* Directions for this task
Give the count of lines in the data that include "apophysim", with no other words.
┌──
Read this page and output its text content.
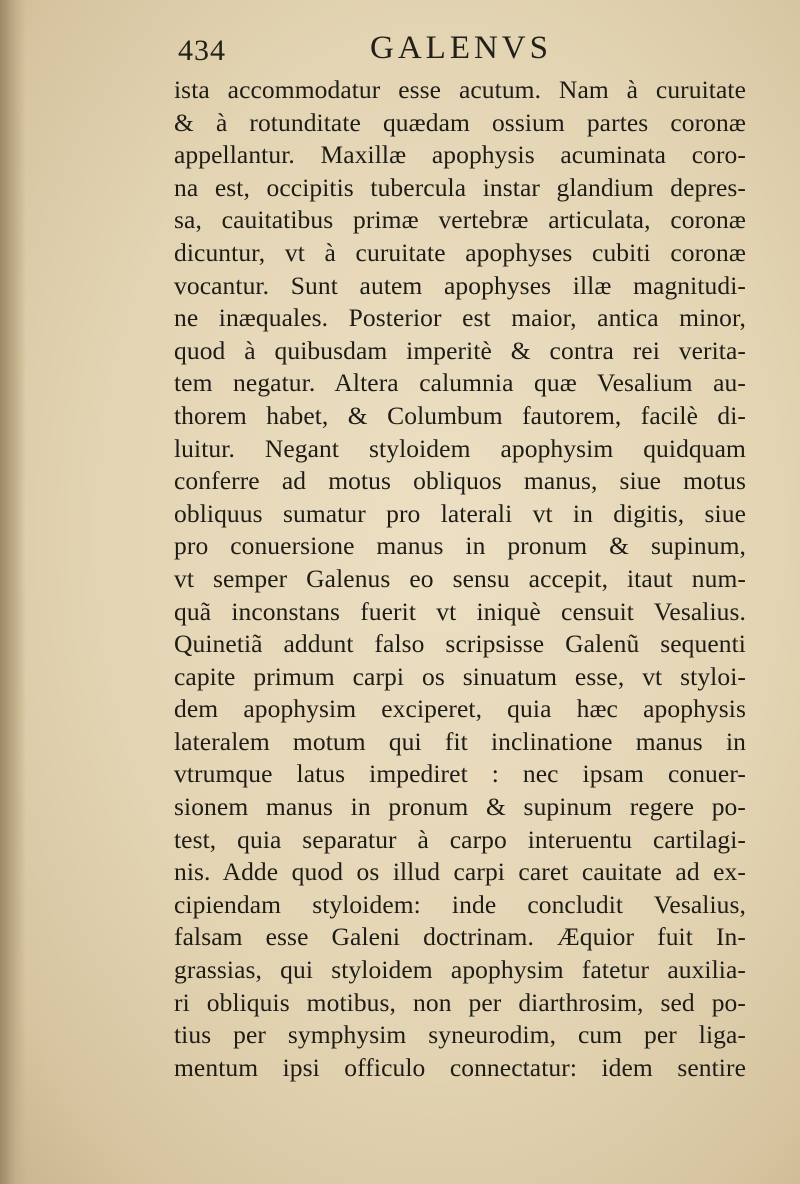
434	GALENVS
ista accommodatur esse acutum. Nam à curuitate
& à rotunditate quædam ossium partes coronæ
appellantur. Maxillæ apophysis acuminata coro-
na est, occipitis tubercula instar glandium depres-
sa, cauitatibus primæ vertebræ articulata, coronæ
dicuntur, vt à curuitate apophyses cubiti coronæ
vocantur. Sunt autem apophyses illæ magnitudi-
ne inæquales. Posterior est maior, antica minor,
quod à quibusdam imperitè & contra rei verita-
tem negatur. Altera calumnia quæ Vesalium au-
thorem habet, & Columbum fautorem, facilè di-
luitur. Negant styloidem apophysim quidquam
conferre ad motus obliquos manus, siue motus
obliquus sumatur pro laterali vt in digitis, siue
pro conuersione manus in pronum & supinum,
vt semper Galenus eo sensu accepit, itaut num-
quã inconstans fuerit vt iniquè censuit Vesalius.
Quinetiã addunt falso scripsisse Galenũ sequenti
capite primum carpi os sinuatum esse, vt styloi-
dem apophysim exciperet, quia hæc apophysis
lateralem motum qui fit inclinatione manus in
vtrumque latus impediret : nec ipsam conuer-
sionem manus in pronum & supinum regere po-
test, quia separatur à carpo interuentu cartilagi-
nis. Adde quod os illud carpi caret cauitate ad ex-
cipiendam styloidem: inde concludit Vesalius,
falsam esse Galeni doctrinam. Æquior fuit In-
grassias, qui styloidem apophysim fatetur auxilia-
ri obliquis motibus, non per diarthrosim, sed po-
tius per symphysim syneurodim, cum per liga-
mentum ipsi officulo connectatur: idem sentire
└──
* Reply to the exercise
3